*Raw records*.
☆ ☆ ☆ ☆ ☆ ☆ ☆

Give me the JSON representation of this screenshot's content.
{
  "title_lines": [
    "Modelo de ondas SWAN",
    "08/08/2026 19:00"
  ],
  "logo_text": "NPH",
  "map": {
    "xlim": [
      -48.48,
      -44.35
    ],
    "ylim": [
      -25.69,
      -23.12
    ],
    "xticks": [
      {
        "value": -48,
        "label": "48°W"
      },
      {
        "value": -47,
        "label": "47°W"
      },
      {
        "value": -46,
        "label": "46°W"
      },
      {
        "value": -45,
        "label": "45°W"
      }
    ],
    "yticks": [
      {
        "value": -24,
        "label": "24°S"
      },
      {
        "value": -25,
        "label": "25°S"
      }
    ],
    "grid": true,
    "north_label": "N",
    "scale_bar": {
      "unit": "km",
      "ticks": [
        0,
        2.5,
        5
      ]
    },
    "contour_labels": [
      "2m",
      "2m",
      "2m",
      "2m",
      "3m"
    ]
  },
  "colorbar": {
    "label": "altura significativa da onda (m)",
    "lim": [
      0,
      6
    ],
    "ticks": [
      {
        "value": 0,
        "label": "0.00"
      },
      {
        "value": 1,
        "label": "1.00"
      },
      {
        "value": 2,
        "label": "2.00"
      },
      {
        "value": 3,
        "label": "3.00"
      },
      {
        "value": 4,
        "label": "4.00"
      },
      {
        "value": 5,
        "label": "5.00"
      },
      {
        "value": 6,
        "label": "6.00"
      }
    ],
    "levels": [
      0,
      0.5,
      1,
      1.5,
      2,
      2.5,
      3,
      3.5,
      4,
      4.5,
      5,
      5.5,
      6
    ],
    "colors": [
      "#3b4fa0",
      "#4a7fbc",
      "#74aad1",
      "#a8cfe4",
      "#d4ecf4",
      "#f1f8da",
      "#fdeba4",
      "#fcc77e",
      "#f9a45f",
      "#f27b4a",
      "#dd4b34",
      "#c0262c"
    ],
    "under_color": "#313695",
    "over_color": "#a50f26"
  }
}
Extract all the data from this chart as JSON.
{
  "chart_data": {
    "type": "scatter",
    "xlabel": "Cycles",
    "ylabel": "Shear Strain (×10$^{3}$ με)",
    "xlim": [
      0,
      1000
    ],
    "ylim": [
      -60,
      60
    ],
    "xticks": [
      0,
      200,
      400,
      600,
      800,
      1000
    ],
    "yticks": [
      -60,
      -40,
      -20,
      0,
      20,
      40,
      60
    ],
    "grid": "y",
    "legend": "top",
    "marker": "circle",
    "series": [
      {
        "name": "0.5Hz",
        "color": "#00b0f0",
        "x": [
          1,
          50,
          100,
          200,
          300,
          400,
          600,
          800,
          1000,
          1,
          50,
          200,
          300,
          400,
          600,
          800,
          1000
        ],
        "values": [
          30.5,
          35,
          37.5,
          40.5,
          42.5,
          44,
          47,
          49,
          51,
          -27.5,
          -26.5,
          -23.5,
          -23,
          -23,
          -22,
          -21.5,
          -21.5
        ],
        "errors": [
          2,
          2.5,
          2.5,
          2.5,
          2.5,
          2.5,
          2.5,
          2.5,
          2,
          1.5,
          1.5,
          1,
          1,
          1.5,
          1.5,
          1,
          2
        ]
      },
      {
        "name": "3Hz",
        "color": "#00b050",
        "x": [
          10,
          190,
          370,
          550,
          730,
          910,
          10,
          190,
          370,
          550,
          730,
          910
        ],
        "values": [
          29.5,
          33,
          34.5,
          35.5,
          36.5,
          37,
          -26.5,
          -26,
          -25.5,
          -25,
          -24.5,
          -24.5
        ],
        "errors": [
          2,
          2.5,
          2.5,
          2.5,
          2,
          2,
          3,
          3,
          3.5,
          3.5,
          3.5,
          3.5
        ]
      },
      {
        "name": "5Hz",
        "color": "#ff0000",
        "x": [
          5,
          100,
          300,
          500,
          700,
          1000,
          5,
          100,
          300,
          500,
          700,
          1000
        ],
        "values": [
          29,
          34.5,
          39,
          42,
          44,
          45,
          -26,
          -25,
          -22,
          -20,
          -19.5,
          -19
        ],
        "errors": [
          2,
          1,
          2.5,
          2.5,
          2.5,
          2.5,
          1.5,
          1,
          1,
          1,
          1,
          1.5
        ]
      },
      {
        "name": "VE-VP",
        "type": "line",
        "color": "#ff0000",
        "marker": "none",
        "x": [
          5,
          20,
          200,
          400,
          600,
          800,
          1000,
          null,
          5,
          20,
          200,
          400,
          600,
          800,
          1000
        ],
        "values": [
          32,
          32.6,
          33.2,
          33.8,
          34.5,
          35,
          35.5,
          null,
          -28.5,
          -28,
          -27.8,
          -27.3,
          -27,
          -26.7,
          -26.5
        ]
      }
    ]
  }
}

☆ ☆ ☆ ☆ ☆ ☆ ☆

*Stated goal*. Print back all the lines verbatim.

*Output for this task*.
Give me the JSON representation of this screenshot's content.
{
  "title_lines": [
    "Modelo de ondas SWAN",
    "08/08/2026 19:00"
  ],
  "logo_text": "NPH",
  "map": {
    "xlim": [
      -48.48,
      -44.35
    ],
    "ylim": [
      -25.69,
      -23.12
    ],
    "xticks": [
      {
        "value": -48,
        "label": "48°W"
      },
      {
        "value": -47,
        "label": "47°W"
      },
      {
        "value": -46,
        "label": "46°W"
      },
      {
        "value": -45,
        "label": "45°W"
      }
    ],
    "yticks": [
      {
        "value": -24,
        "label": "24°S"
      },
      {
        "value": -25,
        "label": "25°S"
      }
    ],
    "grid": true,
    "north_label": "N",
    "scale_bar": {
      "unit": "km",
      "ticks": [
        0,
        2.5,
        5
      ]
    },
    "contour_labels": [
      "2m",
      "2m",
      "2m",
      "2m",
      "3m"
    ]
  },
  "colorbar": {
    "label": "altura significativa da onda (m)",
    "lim": [
      0,
      6
    ],
    "ticks": [
      {
        "value": 0,
        "label": "0.00"
      },
      {
        "value": 1,
        "label": "1.00"
      },
      {
        "value": 2,
        "label": "2.00"
      },
      {
        "value": 3,
        "label": "3.00"
      },
      {
        "value": 4,
        "label": "4.00"
      },
      {
        "value": 5,
        "label": "5.00"
      },
      {
        "value": 6,
        "label": "6.00"
      }
    ],
    "levels": [
      0,
      0.5,
      1,
      1.5,
      2,
      2.5,
      3,
      3.5,
      4,
      4.5,
      5,
      5.5,
      6
    ],
    "colors": [
      "#3b4fa0",
      "#4a7fbc",
      "#74aad1",
      "#a8cfe4",
      "#d4ecf4",
      "#f1f8da",
      "#fdeba4",
      "#fcc77e",
      "#f9a45f",
      "#f27b4a",
      "#dd4b34",
      "#c0262c"
    ],
    "under_color": "#313695",
    "over_color": "#a50f26"
  }
}
Extract all the data from this chart as JSON.
{
  "chart_data": {
    "type": "scatter",
    "xlabel": "Cycles",
    "ylabel": "Shear Strain (×10$^{3}$ με)",
    "xlim": [
      0,
      1000
    ],
    "ylim": [
      -60,
      60
    ],
    "xticks": [
      0,
      200,
      400,
      600,
      800,
      1000
    ],
    "yticks": [
      -60,
      -40,
      -20,
      0,
      20,
      40,
      60
    ],
    "grid": "y",
    "legend": "top",
    "marker": "circle",
    "series": [
      {
        "name": "0.5Hz",
        "color": "#00b0f0",
        "x": [
          1,
          50,
          100,
          200,
          300,
          400,
          600,
          800,
          1000,
          1,
          50,
          200,
          300,
          400,
          600,
          800,
          1000
        ],
        "values": [
          30.5,
          35,
          37.5,
          40.5,
          42.5,
          44,
          47,
          49,
          51,
          -27.5,
          -26.5,
          -23.5,
          -23,
          -23,
          -22,
          -21.5,
          -21.5
        ],
        "errors": [
          2,
          2.5,
          2.5,
          2.5,
          2.5,
          2.5,
          2.5,
          2.5,
          2,
          1.5,
          1.5,
          1,
          1,
          1.5,
          1.5,
          1,
          2
        ]
      },
      {
        "name": "3Hz",
        "color": "#00b050",
        "x": [
          10,
          190,
          370,
          550,
          730,
          910,
          10,
          190,
          370,
          550,
          730,
          910
        ],
        "values": [
          29.5,
          33,
          34.5,
          35.5,
          36.5,
          37,
          -26.5,
          -26,
          -25.5,
          -25,
          -24.5,
          -24.5
        ],
        "errors": [
          2,
          2.5,
          2.5,
          2.5,
          2,
          2,
          3,
          3,
          3.5,
          3.5,
          3.5,
          3.5
        ]
      },
      {
        "name": "5Hz",
        "color": "#ff0000",
        "x": [
          5,
          100,
          300,
          500,
          700,
          1000,
          5,
          100,
          300,
          500,
          700,
          1000
        ],
        "values": [
          29,
          34.5,
          39,
          42,
          44,
          45,
          -26,
          -25,
          -22,
          -20,
          -19.5,
          -19
        ],
        "errors": [
          2,
          1,
          2.5,
          2.5,
          2.5,
          2.5,
          1.5,
          1,
          1,
          1,
          1,
          1.5
        ]
      },
      {
        "name": "VE-VP",
        "type": "line",
        "color": "#ff0000",
        "marker": "none",
        "x": [
          5,
          20,
          200,
          400,
          600,
          800,
          1000,
          null,
          5,
          20,
          200,
          400,
          600,
          800,
          1000
        ],
        "values": [
          32,
          32.6,
          33.2,
          33.8,
          34.5,
          35,
          35.5,
          null,
          -28.5,
          -28,
          -27.8,
          -27.3,
          -27,
          -26.7,
          -26.5
        ]
      }
    ]
  }
}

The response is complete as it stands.